Set task :: Return the entries verbatim and drop every picture.

[Extracted data entries]
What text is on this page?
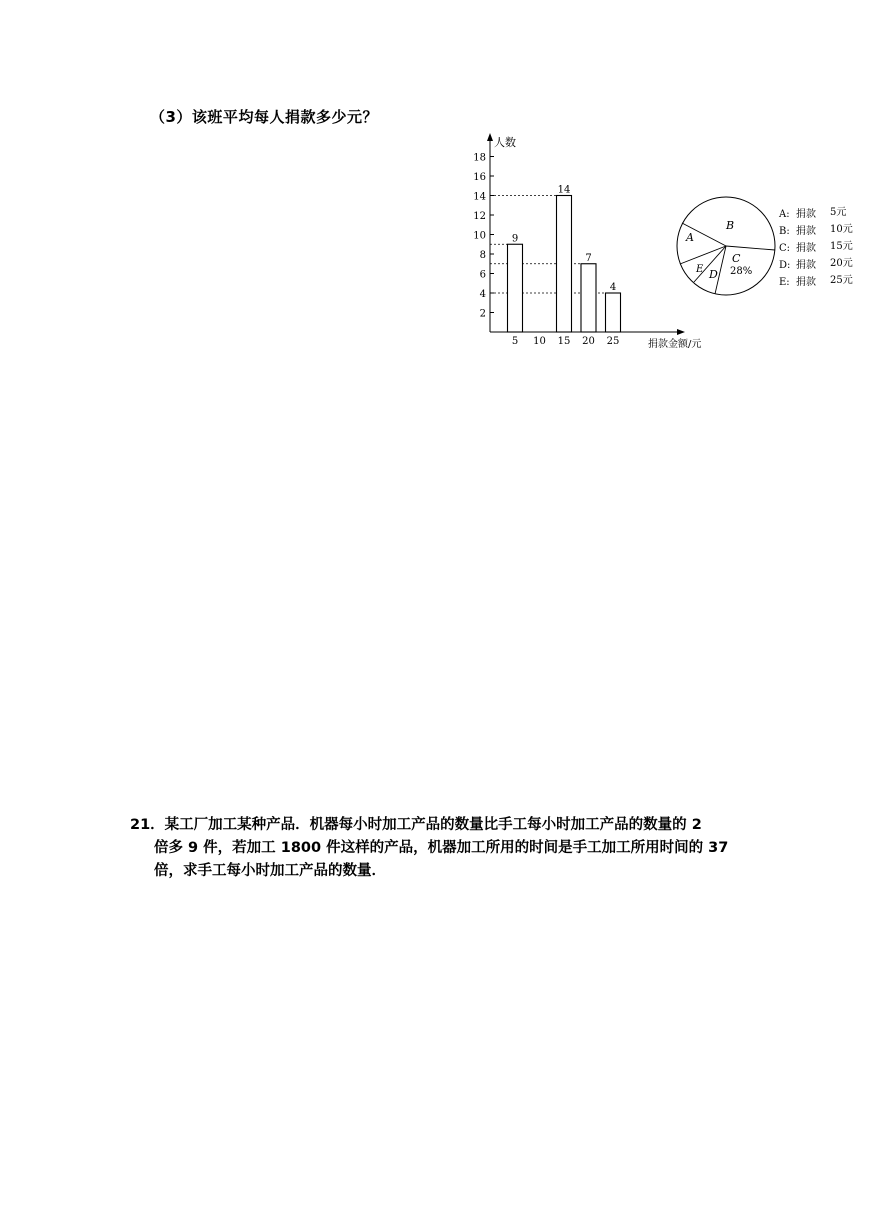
（3）该班平均每人捐款多少元？
人数
捐款金额/元
2
4
6
8
10
12
14
16
18
5 10 15 20 25
9
14
7
4
A
B
C
28%
D
E
A: 捐款 5元
B: 捐款 10元
C: 捐款 15元
D: 捐款 20元
E: 捐款 25元
21．某工厂加工某种产品．机器每小时加工产品的数量比手工每小时加工产品的数量的 2
倍多 9 件，若加工 1800 件这样的产品，机器加工所用的时间是手工加工所用时间的 37
倍，求手工每小时加工产品的数量．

Problem solution ::
What text is on this page?
（3）该班平均每人捐款多少元？
人数
捐款金额/元
2
4
6
8
10
12
14
16
18
5 10 15 20 25
9
14
7
4
A
B
C
28%
D
E
A: 捐款 5元
B: 捐款 10元
C: 捐款 15元
D: 捐款 20元
E: 捐款 25元
21．某工厂加工某种产品．机器每小时加工产品的数量比手工每小时加工产品的数量的 2
倍多 9 件，若加工 1800 件这样的产品，机器加工所用的时间是手工加工所用时间的 37
倍，求手工每小时加工产品的数量．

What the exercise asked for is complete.